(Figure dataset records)
* * * * * * *

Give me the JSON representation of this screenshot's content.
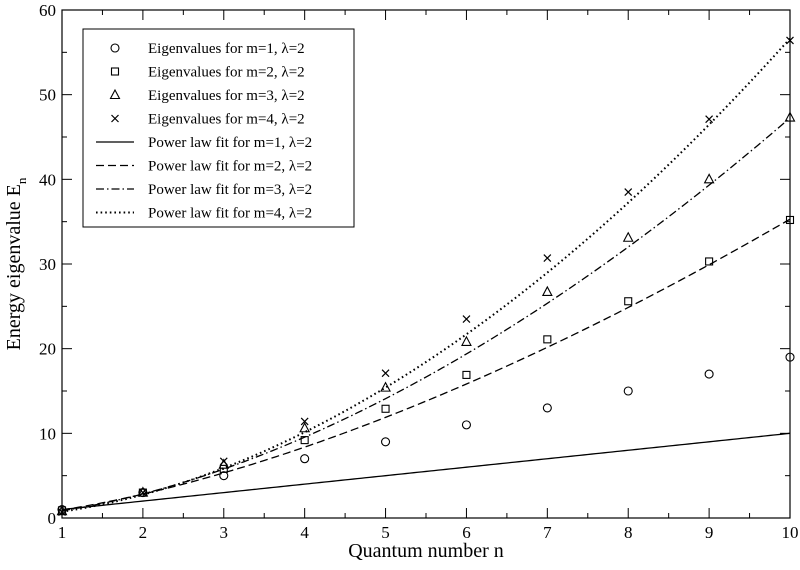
{
  "chart_data": {
    "type": "scatter",
    "title": "",
    "xlabel": "Quantum number n",
    "ylabel": "Energy eigenvalue E",
    "ylabel_subscript": "n",
    "xlim": [
      1,
      10
    ],
    "ylim": [
      0,
      60
    ],
    "xticks": [
      1,
      2,
      3,
      4,
      5,
      6,
      7,
      8,
      9,
      10
    ],
    "yticks": [
      0,
      10,
      20,
      30,
      40,
      50,
      60
    ],
    "grid": false,
    "legend_position": "top-left",
    "series": [
      {
        "name": "Eigenvalues for m=1, λ=2",
        "kind": "markers",
        "marker": "circle",
        "x": [
          1,
          2,
          3,
          4,
          5,
          6,
          7,
          8,
          9,
          10
        ],
        "y": [
          1,
          3,
          5,
          7,
          9,
          11,
          13,
          15,
          17,
          19
        ]
      },
      {
        "name": "Eigenvalues for m=2, λ=2",
        "kind": "markers",
        "marker": "square",
        "x": [
          1,
          2,
          3,
          4,
          5,
          6,
          7,
          8,
          9,
          10
        ],
        "y": [
          0.9,
          3.0,
          5.8,
          9.2,
          12.9,
          16.9,
          21.1,
          25.6,
          30.3,
          35.2
        ]
      },
      {
        "name": "Eigenvalues for m=3, λ=2",
        "kind": "markers",
        "marker": "triangle",
        "x": [
          1,
          2,
          3,
          4,
          5,
          6,
          7,
          8,
          9,
          10
        ],
        "y": [
          0.8,
          3.0,
          6.3,
          10.6,
          15.4,
          20.8,
          26.7,
          33.1,
          40.0,
          47.3
        ]
      },
      {
        "name": "Eigenvalues for m=4, λ=2",
        "kind": "markers",
        "marker": "cross",
        "x": [
          1,
          2,
          3,
          4,
          5,
          6,
          7,
          8,
          9,
          10
        ],
        "y": [
          0.7,
          3.0,
          6.7,
          11.4,
          17.1,
          23.5,
          30.7,
          38.5,
          47.1,
          56.4
        ]
      },
      {
        "name": "Power law fit for m=1, λ=2",
        "kind": "line",
        "dash": "solid",
        "coef": 1.0,
        "exponent": 1.0,
        "offset": 0
      },
      {
        "name": "Power law fit for m=2, λ=2",
        "kind": "line",
        "dash": "dashed",
        "coef": 0.95,
        "exponent": 1.57,
        "offset": 0
      },
      {
        "name": "Power law fit for m=3, λ=2",
        "kind": "line",
        "dash": "dashdot",
        "coef": 0.85,
        "exponent": 1.745,
        "offset": 0
      },
      {
        "name": "Power law fit for m=4, λ=2",
        "kind": "line",
        "dash": "dotted",
        "coef": 0.75,
        "exponent": 1.878,
        "offset": 0
      }
    ]
  }
}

* * * * * * *

Exercise brief — Exclude every picture and copy the remaining data exactly.

The output —
Give me the JSON representation of this screenshot's content.
{
  "chart_data": {
    "type": "scatter",
    "title": "",
    "xlabel": "Quantum number n",
    "ylabel": "Energy eigenvalue E",
    "ylabel_subscript": "n",
    "xlim": [
      1,
      10
    ],
    "ylim": [
      0,
      60
    ],
    "xticks": [
      1,
      2,
      3,
      4,
      5,
      6,
      7,
      8,
      9,
      10
    ],
    "yticks": [
      0,
      10,
      20,
      30,
      40,
      50,
      60
    ],
    "grid": false,
    "legend_position": "top-left",
    "series": [
      {
        "name": "Eigenvalues for m=1, λ=2",
        "kind": "markers",
        "marker": "circle",
        "x": [
          1,
          2,
          3,
          4,
          5,
          6,
          7,
          8,
          9,
          10
        ],
        "y": [
          1,
          3,
          5,
          7,
          9,
          11,
          13,
          15,
          17,
          19
        ]
      },
      {
        "name": "Eigenvalues for m=2, λ=2",
        "kind": "markers",
        "marker": "square",
        "x": [
          1,
          2,
          3,
          4,
          5,
          6,
          7,
          8,
          9,
          10
        ],
        "y": [
          0.9,
          3.0,
          5.8,
          9.2,
          12.9,
          16.9,
          21.1,
          25.6,
          30.3,
          35.2
        ]
      },
      {
        "name": "Eigenvalues for m=3, λ=2",
        "kind": "markers",
        "marker": "triangle",
        "x": [
          1,
          2,
          3,
          4,
          5,
          6,
          7,
          8,
          9,
          10
        ],
        "y": [
          0.8,
          3.0,
          6.3,
          10.6,
          15.4,
          20.8,
          26.7,
          33.1,
          40.0,
          47.3
        ]
      },
      {
        "name": "Eigenvalues for m=4, λ=2",
        "kind": "markers",
        "marker": "cross",
        "x": [
          1,
          2,
          3,
          4,
          5,
          6,
          7,
          8,
          9,
          10
        ],
        "y": [
          0.7,
          3.0,
          6.7,
          11.4,
          17.1,
          23.5,
          30.7,
          38.5,
          47.1,
          56.4
        ]
      },
      {
        "name": "Power law fit for m=1, λ=2",
        "kind": "line",
        "dash": "solid",
        "coef": 1.0,
        "exponent": 1.0,
        "offset": 0
      },
      {
        "name": "Power law fit for m=2, λ=2",
        "kind": "line",
        "dash": "dashed",
        "coef": 0.95,
        "exponent": 1.57,
        "offset": 0
      },
      {
        "name": "Power law fit for m=3, λ=2",
        "kind": "line",
        "dash": "dashdot",
        "coef": 0.85,
        "exponent": 1.745,
        "offset": 0
      },
      {
        "name": "Power law fit for m=4, λ=2",
        "kind": "line",
        "dash": "dotted",
        "coef": 0.75,
        "exponent": 1.878,
        "offset": 0
      }
    ]
  }
}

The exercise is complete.